**TASK DESCRIPTION:** Copy out all of the data below with no alterations.

==== TASK INPUTS

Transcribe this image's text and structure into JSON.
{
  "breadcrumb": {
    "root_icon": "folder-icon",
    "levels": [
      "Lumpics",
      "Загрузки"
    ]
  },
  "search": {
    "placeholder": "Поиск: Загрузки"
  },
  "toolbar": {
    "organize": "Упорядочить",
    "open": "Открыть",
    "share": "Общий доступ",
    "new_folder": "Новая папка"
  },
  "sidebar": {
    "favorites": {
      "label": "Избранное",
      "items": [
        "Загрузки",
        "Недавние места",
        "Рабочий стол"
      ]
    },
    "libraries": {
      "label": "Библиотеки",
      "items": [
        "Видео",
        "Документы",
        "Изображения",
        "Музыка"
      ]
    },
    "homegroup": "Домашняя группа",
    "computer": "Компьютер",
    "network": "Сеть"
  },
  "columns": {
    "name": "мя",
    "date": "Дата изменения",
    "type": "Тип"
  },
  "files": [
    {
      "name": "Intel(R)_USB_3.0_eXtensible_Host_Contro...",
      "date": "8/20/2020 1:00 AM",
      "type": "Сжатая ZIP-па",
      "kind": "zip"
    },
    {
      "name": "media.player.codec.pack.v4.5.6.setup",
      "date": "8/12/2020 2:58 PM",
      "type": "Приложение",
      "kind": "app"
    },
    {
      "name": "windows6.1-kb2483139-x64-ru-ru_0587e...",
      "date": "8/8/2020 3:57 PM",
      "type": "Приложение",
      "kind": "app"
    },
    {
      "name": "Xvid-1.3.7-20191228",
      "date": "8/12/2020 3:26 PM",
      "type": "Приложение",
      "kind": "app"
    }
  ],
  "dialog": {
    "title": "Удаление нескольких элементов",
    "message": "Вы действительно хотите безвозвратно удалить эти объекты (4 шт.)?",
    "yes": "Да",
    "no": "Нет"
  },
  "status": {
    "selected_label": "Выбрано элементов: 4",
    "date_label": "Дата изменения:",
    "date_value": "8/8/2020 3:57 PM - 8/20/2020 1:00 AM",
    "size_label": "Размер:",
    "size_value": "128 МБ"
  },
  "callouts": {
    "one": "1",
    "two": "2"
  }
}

========

**RESULT FOR THIS EXERCISE:**
Transcribe this image's text and structure into JSON.
{
  "breadcrumb": {
    "root_icon": "folder-icon",
    "levels": [
      "Lumpics",
      "Загрузки"
    ]
  },
  "search": {
    "placeholder": "Поиск: Загрузки"
  },
  "toolbar": {
    "organize": "Упорядочить",
    "open": "Открыть",
    "share": "Общий доступ",
    "new_folder": "Новая папка"
  },
  "sidebar": {
    "favorites": {
      "label": "Избранное",
      "items": [
        "Загрузки",
        "Недавние места",
        "Рабочий стол"
      ]
    },
    "libraries": {
      "label": "Библиотеки",
      "items": [
        "Видео",
        "Документы",
        "Изображения",
        "Музыка"
      ]
    },
    "homegroup": "Домашняя группа",
    "computer": "Компьютер",
    "network": "Сеть"
  },
  "columns": {
    "name": "мя",
    "date": "Дата изменения",
    "type": "Тип"
  },
  "files": [
    {
      "name": "Intel(R)_USB_3.0_eXtensible_Host_Contro...",
      "date": "8/20/2020 1:00 AM",
      "type": "Сжатая ZIP-па",
      "kind": "zip"
    },
    {
      "name": "media.player.codec.pack.v4.5.6.setup",
      "date": "8/12/2020 2:58 PM",
      "type": "Приложение",
      "kind": "app"
    },
    {
      "name": "windows6.1-kb2483139-x64-ru-ru_0587e...",
      "date": "8/8/2020 3:57 PM",
      "type": "Приложение",
      "kind": "app"
    },
    {
      "name": "Xvid-1.3.7-20191228",
      "date": "8/12/2020 3:26 PM",
      "type": "Приложение",
      "kind": "app"
    }
  ],
  "dialog": {
    "title": "Удаление нескольких элементов",
    "message": "Вы действительно хотите безвозвратно удалить эти объекты (4 шт.)?",
    "yes": "Да",
    "no": "Нет"
  },
  "status": {
    "selected_label": "Выбрано элементов: 4",
    "date_label": "Дата изменения:",
    "date_value": "8/8/2020 3:57 PM - 8/20/2020 1:00 AM",
    "size_label": "Размер:",
    "size_value": "128 МБ"
  },
  "callouts": {
    "one": "1",
    "two": "2"
  }
}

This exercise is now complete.